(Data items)
────────

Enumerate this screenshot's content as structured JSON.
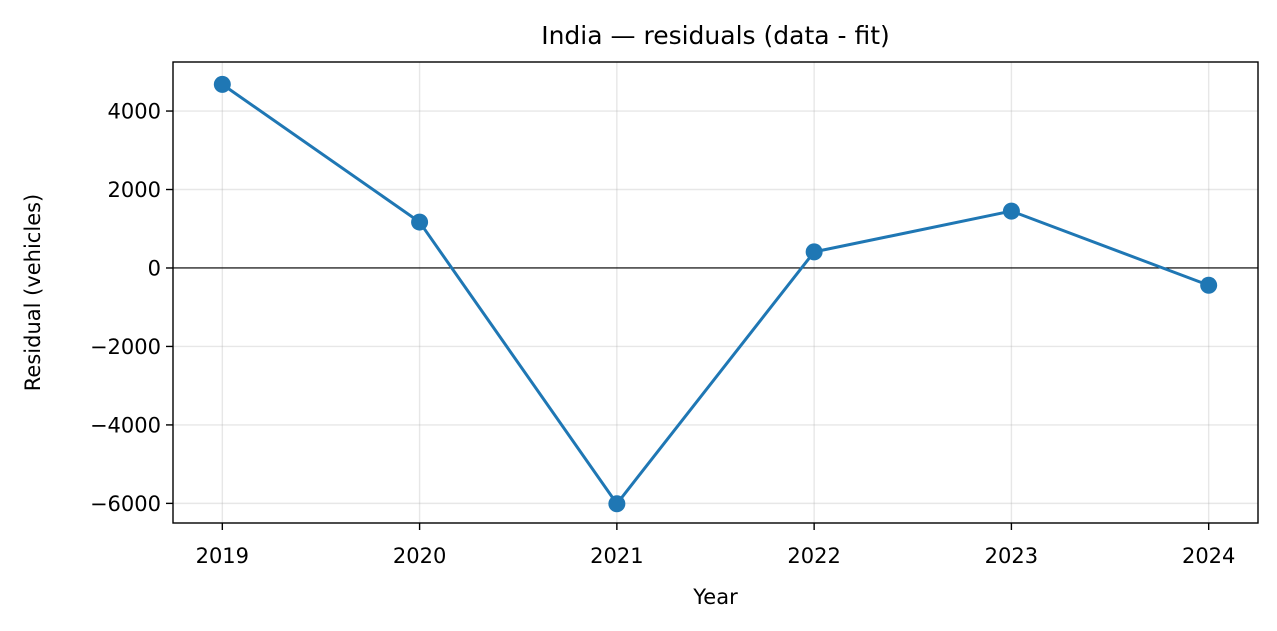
{
  "chart_data": {
    "type": "line",
    "title": "India — residuals (data - fit)",
    "xlabel": "Year",
    "ylabel": "Residual (vehicles)",
    "x": [
      2019,
      2020,
      2021,
      2022,
      2023,
      2024
    ],
    "x_tick_labels": [
      "2019",
      "2020",
      "2021",
      "2022",
      "2023",
      "2024"
    ],
    "y_ticks": [
      4000,
      2000,
      0,
      -2000,
      -4000,
      -6000
    ],
    "y_tick_labels": [
      "4000",
      "2000",
      "0",
      "−2000",
      "−4000",
      "−6000"
    ],
    "ylim": [
      -6500,
      5250
    ],
    "xlim": [
      2018.75,
      2024.25
    ],
    "series": [
      {
        "values": [
          4680,
          1170,
          -6010,
          410,
          1450,
          -440
        ],
        "color": "#1f77b4"
      }
    ],
    "zero_line": true,
    "grid": true
  }
}
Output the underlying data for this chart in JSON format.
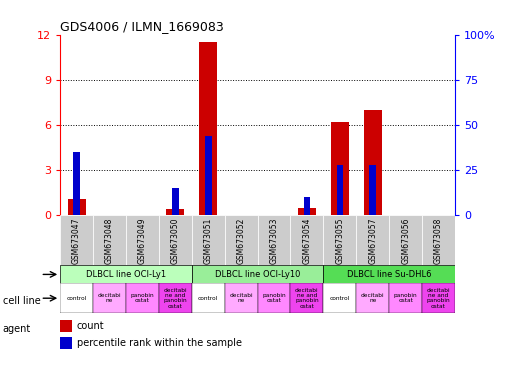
{
  "title": "GDS4006 / ILMN_1669083",
  "samples": [
    "GSM673047",
    "GSM673048",
    "GSM673049",
    "GSM673050",
    "GSM673051",
    "GSM673052",
    "GSM673053",
    "GSM673054",
    "GSM673055",
    "GSM673057",
    "GSM673056",
    "GSM673058"
  ],
  "count_values": [
    1.1,
    0,
    0,
    0.4,
    11.5,
    0,
    0,
    0.5,
    6.2,
    7.0,
    0,
    0
  ],
  "percentile_values": [
    35,
    0,
    0,
    15,
    44,
    0,
    0,
    10,
    28,
    28,
    0,
    0
  ],
  "ylim_left": [
    0,
    12
  ],
  "ylim_right": [
    0,
    100
  ],
  "yticks_left": [
    0,
    3,
    6,
    9,
    12
  ],
  "yticks_right": [
    0,
    25,
    50,
    75,
    100
  ],
  "bar_color_count": "#cc0000",
  "bar_color_pct": "#0000cc",
  "sample_bg_color": "#cccccc",
  "cell_line_colors": [
    "#bbffbb",
    "#99ee99",
    "#55dd55"
  ],
  "cell_line_labels": [
    "DLBCL line OCI-Ly1",
    "DLBCL line OCI-Ly10",
    "DLBCL line Su-DHL6"
  ],
  "cell_line_spans": [
    [
      0,
      3
    ],
    [
      4,
      7
    ],
    [
      8,
      11
    ]
  ],
  "agent_labels": [
    "control",
    "decitabi\nne",
    "panobin\nostat",
    "decitabi\nne and\npanobin\nostat",
    "control",
    "decitabi\nne",
    "panobin\nostat",
    "decitabi\nne and\npanobin\nostat",
    "control",
    "decitabi\nne",
    "panobin\nostat",
    "decitabi\nne and\npanobin\nostat"
  ],
  "agent_facecolors": [
    "#ffffff",
    "#ffaaff",
    "#ff88ff",
    "#ee44ee",
    "#ffffff",
    "#ffaaff",
    "#ff88ff",
    "#ee44ee",
    "#ffffff",
    "#ffaaff",
    "#ff88ff",
    "#ee44ee"
  ],
  "legend_count_color": "#cc0000",
  "legend_pct_color": "#0000cc",
  "figure_bg": "#ffffff",
  "grid_yticks": [
    3,
    6,
    9
  ]
}
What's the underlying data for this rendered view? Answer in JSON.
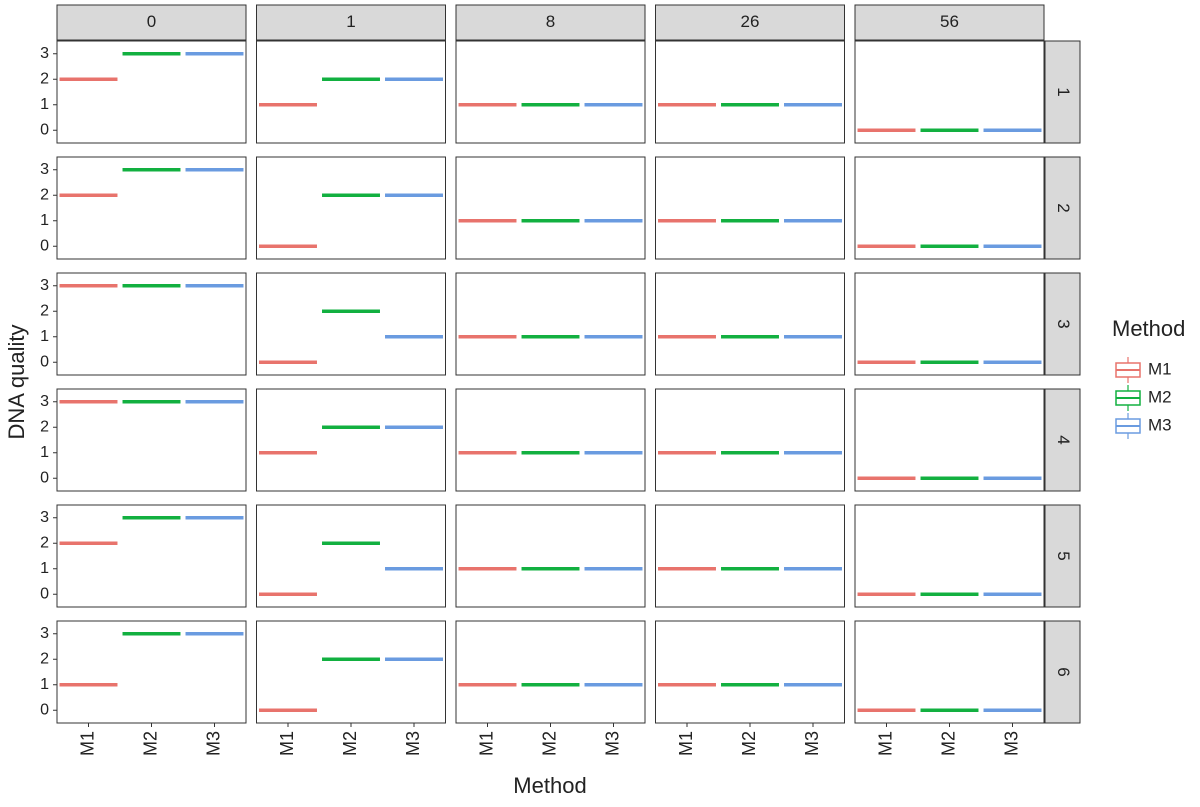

────────

TASK GOAL: Which lines contain the word "DLBCL"? Copy each one.

RESPONSE TO THIS EXERCISE:
    "DLBCL line OCI-Ly1",
    "DLBCL line OCI-Ly10",
    "DLBCL line Su-DHL6"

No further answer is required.